---- RECORDS FOR PROCESSING

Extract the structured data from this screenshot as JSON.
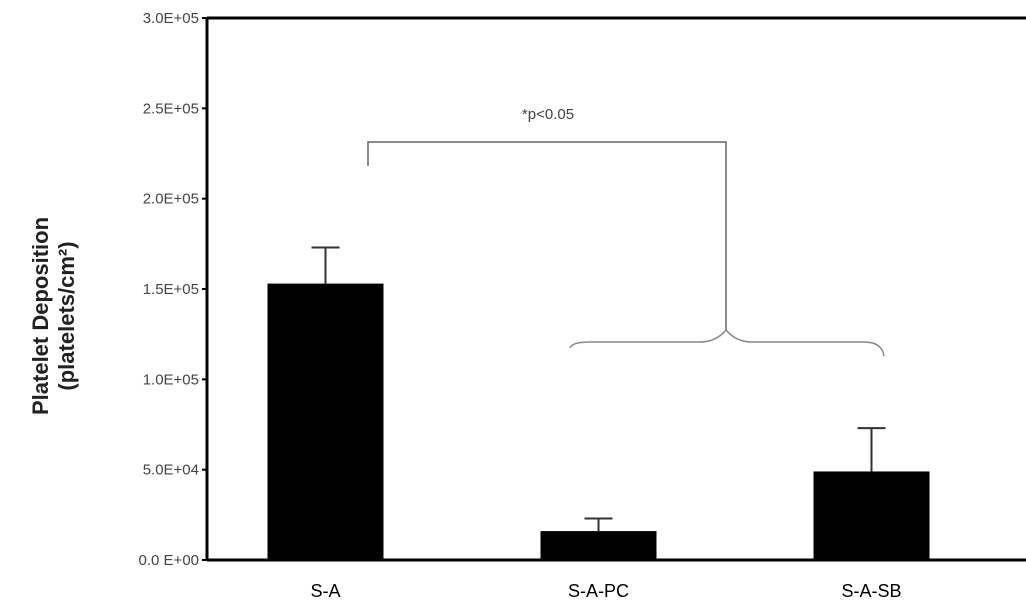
{
  "chart_data": {
    "type": "bar",
    "categories": [
      "S-A",
      "S-A-PC",
      "S-A-SB"
    ],
    "values": [
      153000,
      16000,
      49000
    ],
    "errors": [
      20000,
      7000,
      24000
    ],
    "xlabel": "",
    "ylabel": "Platelet Deposition",
    "ylabel_units": "(platelets/cm²)",
    "ylim": [
      0,
      300000
    ],
    "yticks": [
      0,
      50000,
      100000,
      150000,
      200000,
      250000,
      300000
    ],
    "ytick_labels": [
      "0.0 E+00",
      "5.0E+04",
      "1.0E+05",
      "1.5E+05",
      "2.0E+05",
      "2.5E+05",
      "3.0E+05"
    ],
    "annotation": "*p<0.05",
    "grid": false,
    "bar_color": "#000000"
  }
}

--------

WHAT TO DO:
Leave the pictures out and output the rest of the listing exactly.

CORRECT RESPONSE:
Extract the structured data from this screenshot as JSON.
{
  "chart_data": {
    "type": "bar",
    "categories": [
      "S-A",
      "S-A-PC",
      "S-A-SB"
    ],
    "values": [
      153000,
      16000,
      49000
    ],
    "errors": [
      20000,
      7000,
      24000
    ],
    "xlabel": "",
    "ylabel": "Platelet Deposition",
    "ylabel_units": "(platelets/cm²)",
    "ylim": [
      0,
      300000
    ],
    "yticks": [
      0,
      50000,
      100000,
      150000,
      200000,
      250000,
      300000
    ],
    "ytick_labels": [
      "0.0 E+00",
      "5.0E+04",
      "1.0E+05",
      "1.5E+05",
      "2.0E+05",
      "2.5E+05",
      "3.0E+05"
    ],
    "annotation": "*p<0.05",
    "grid": false,
    "bar_color": "#000000"
  }
}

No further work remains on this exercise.